Exercise aim | Gather every line from the entries below that includes "Services".

Given records |
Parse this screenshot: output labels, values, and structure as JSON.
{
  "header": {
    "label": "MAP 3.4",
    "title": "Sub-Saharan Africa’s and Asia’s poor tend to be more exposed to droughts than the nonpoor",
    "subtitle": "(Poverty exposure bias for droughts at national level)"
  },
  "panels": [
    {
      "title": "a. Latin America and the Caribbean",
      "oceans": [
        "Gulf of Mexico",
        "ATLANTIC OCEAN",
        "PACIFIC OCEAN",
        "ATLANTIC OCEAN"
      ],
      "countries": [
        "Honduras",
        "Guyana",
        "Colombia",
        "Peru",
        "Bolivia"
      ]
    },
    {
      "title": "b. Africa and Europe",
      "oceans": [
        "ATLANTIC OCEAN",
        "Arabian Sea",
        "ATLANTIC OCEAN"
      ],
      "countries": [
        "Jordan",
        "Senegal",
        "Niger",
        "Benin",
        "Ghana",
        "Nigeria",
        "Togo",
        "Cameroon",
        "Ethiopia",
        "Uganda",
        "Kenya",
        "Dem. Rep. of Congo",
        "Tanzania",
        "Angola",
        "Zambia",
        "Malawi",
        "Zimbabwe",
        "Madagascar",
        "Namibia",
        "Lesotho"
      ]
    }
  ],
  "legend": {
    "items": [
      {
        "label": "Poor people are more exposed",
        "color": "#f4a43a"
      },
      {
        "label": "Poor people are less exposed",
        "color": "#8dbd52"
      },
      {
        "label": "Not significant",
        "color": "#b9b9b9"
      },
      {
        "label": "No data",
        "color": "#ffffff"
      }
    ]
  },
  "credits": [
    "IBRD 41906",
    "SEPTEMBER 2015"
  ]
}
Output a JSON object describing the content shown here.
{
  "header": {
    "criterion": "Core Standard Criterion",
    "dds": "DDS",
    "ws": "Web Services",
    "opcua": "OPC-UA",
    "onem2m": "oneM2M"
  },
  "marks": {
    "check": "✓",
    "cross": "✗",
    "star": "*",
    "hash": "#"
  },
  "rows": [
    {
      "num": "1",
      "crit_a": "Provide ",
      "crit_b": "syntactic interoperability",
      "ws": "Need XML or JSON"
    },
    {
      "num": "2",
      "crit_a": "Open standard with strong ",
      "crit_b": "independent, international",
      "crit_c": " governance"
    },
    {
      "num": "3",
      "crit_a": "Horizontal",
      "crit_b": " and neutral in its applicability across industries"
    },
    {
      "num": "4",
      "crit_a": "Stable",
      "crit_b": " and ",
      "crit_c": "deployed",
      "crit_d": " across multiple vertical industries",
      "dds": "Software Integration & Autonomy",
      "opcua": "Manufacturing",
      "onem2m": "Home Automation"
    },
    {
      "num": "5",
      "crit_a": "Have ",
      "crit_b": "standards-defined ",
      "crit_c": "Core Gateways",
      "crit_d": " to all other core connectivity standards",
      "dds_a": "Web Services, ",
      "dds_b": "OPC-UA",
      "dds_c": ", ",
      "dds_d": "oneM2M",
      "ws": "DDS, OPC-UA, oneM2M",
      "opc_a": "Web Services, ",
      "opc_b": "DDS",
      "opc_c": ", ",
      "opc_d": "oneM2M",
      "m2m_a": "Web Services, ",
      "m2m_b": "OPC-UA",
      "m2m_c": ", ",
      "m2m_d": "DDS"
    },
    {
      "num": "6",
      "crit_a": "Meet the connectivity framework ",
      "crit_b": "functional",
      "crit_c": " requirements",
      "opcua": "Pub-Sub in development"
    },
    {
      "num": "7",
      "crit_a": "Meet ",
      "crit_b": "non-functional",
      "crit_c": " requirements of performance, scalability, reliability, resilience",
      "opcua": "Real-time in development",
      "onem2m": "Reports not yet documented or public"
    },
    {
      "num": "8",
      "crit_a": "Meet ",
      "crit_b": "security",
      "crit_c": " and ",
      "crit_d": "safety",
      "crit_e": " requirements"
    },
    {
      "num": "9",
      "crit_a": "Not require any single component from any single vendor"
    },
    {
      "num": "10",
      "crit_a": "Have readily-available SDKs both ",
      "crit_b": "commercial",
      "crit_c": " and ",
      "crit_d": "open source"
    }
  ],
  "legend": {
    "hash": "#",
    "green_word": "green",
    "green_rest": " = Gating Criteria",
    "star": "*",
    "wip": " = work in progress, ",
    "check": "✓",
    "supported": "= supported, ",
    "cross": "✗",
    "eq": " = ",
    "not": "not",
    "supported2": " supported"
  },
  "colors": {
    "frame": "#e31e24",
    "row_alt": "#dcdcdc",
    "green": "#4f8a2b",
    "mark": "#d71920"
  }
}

Reply to the exercise |
    "ws": "Web Services",
      "dds_a": "Web Services, ",
      "opc_a": "Web Services, ",
      "m2m_a": "Web Services, ",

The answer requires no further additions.